▸ Material shown

* * *

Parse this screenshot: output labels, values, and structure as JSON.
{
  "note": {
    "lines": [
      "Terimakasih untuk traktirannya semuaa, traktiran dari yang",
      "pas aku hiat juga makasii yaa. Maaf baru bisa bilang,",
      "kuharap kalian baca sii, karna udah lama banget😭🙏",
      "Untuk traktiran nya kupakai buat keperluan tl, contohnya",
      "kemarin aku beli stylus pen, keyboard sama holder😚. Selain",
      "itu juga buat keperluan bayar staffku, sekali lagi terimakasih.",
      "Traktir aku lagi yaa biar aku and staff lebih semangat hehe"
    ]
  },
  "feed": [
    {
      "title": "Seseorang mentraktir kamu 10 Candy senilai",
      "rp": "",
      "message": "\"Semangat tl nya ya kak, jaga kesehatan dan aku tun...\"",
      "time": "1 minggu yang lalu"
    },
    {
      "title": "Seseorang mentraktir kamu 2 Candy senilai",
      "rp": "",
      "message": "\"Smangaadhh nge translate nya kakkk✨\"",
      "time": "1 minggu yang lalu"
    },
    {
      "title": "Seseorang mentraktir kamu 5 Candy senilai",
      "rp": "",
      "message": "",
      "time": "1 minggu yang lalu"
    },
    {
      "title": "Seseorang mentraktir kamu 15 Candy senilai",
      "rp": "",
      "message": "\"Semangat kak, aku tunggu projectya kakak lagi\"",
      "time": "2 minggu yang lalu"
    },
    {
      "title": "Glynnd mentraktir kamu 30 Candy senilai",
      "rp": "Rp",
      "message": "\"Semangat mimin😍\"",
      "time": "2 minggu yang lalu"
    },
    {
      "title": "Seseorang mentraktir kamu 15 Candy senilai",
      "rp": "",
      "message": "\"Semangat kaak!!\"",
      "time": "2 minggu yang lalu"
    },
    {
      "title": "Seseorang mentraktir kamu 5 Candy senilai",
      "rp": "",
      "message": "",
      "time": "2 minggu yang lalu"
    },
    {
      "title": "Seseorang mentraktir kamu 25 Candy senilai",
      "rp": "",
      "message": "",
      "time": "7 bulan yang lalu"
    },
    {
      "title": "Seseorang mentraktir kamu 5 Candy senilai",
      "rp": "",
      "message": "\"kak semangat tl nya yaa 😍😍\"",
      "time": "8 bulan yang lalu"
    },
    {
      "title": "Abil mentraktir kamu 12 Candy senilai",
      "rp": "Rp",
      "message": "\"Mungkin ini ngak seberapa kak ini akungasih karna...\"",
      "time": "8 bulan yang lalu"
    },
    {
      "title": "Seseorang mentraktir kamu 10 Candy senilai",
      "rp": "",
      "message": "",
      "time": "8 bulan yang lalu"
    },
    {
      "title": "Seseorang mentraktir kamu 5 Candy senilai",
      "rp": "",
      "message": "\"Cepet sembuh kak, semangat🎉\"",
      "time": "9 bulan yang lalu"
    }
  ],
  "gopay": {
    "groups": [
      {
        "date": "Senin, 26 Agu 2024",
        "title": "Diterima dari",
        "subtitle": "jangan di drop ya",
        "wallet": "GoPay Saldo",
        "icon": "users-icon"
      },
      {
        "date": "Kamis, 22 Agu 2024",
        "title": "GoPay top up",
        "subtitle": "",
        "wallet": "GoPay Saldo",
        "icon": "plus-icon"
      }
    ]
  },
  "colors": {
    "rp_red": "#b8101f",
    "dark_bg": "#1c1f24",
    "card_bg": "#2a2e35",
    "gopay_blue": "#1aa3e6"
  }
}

* * *

▸ What to do
Output all preceding records character for character.

▸ Output below
Parse this screenshot: output labels, values, and structure as JSON.
{
  "note": {
    "lines": [
      "Terimakasih untuk traktirannya semuaa, traktiran dari yang",
      "pas aku hiat juga makasii yaa. Maaf baru bisa bilang,",
      "kuharap kalian baca sii, karna udah lama banget😭🙏",
      "Untuk traktiran nya kupakai buat keperluan tl, contohnya",
      "kemarin aku beli stylus pen, keyboard sama holder😚. Selain",
      "itu juga buat keperluan bayar staffku, sekali lagi terimakasih.",
      "Traktir aku lagi yaa biar aku and staff lebih semangat hehe"
    ]
  },
  "feed": [
    {
      "title": "Seseorang mentraktir kamu 10 Candy senilai",
      "rp": "",
      "message": "\"Semangat tl nya ya kak, jaga kesehatan dan aku tun...\"",
      "time": "1 minggu yang lalu"
    },
    {
      "title": "Seseorang mentraktir kamu 2 Candy senilai",
      "rp": "",
      "message": "\"Smangaadhh nge translate nya kakkk✨\"",
      "time": "1 minggu yang lalu"
    },
    {
      "title": "Seseorang mentraktir kamu 5 Candy senilai",
      "rp": "",
      "message": "",
      "time": "1 minggu yang lalu"
    },
    {
      "title": "Seseorang mentraktir kamu 15 Candy senilai",
      "rp": "",
      "message": "\"Semangat kak, aku tunggu projectya kakak lagi\"",
      "time": "2 minggu yang lalu"
    },
    {
      "title": "Glynnd mentraktir kamu 30 Candy senilai",
      "rp": "Rp",
      "message": "\"Semangat mimin😍\"",
      "time": "2 minggu yang lalu"
    },
    {
      "title": "Seseorang mentraktir kamu 15 Candy senilai",
      "rp": "",
      "message": "\"Semangat kaak!!\"",
      "time": "2 minggu yang lalu"
    },
    {
      "title": "Seseorang mentraktir kamu 5 Candy senilai",
      "rp": "",
      "message": "",
      "time": "2 minggu yang lalu"
    },
    {
      "title": "Seseorang mentraktir kamu 25 Candy senilai",
      "rp": "",
      "message": "",
      "time": "7 bulan yang lalu"
    },
    {
      "title": "Seseorang mentraktir kamu 5 Candy senilai",
      "rp": "",
      "message": "\"kak semangat tl nya yaa 😍😍\"",
      "time": "8 bulan yang lalu"
    },
    {
      "title": "Abil mentraktir kamu 12 Candy senilai",
      "rp": "Rp",
      "message": "\"Mungkin ini ngak seberapa kak ini akungasih karna...\"",
      "time": "8 bulan yang lalu"
    },
    {
      "title": "Seseorang mentraktir kamu 10 Candy senilai",
      "rp": "",
      "message": "",
      "time": "8 bulan yang lalu"
    },
    {
      "title": "Seseorang mentraktir kamu 5 Candy senilai",
      "rp": "",
      "message": "\"Cepet sembuh kak, semangat🎉\"",
      "time": "9 bulan yang lalu"
    }
  ],
  "gopay": {
    "groups": [
      {
        "date": "Senin, 26 Agu 2024",
        "title": "Diterima dari",
        "subtitle": "jangan di drop ya",
        "wallet": "GoPay Saldo",
        "icon": "users-icon"
      },
      {
        "date": "Kamis, 22 Agu 2024",
        "title": "GoPay top up",
        "subtitle": "",
        "wallet": "GoPay Saldo",
        "icon": "plus-icon"
      }
    ]
  },
  "colors": {
    "rp_red": "#b8101f",
    "dark_bg": "#1c1f24",
    "card_bg": "#2a2e35",
    "gopay_blue": "#1aa3e6"
  }
}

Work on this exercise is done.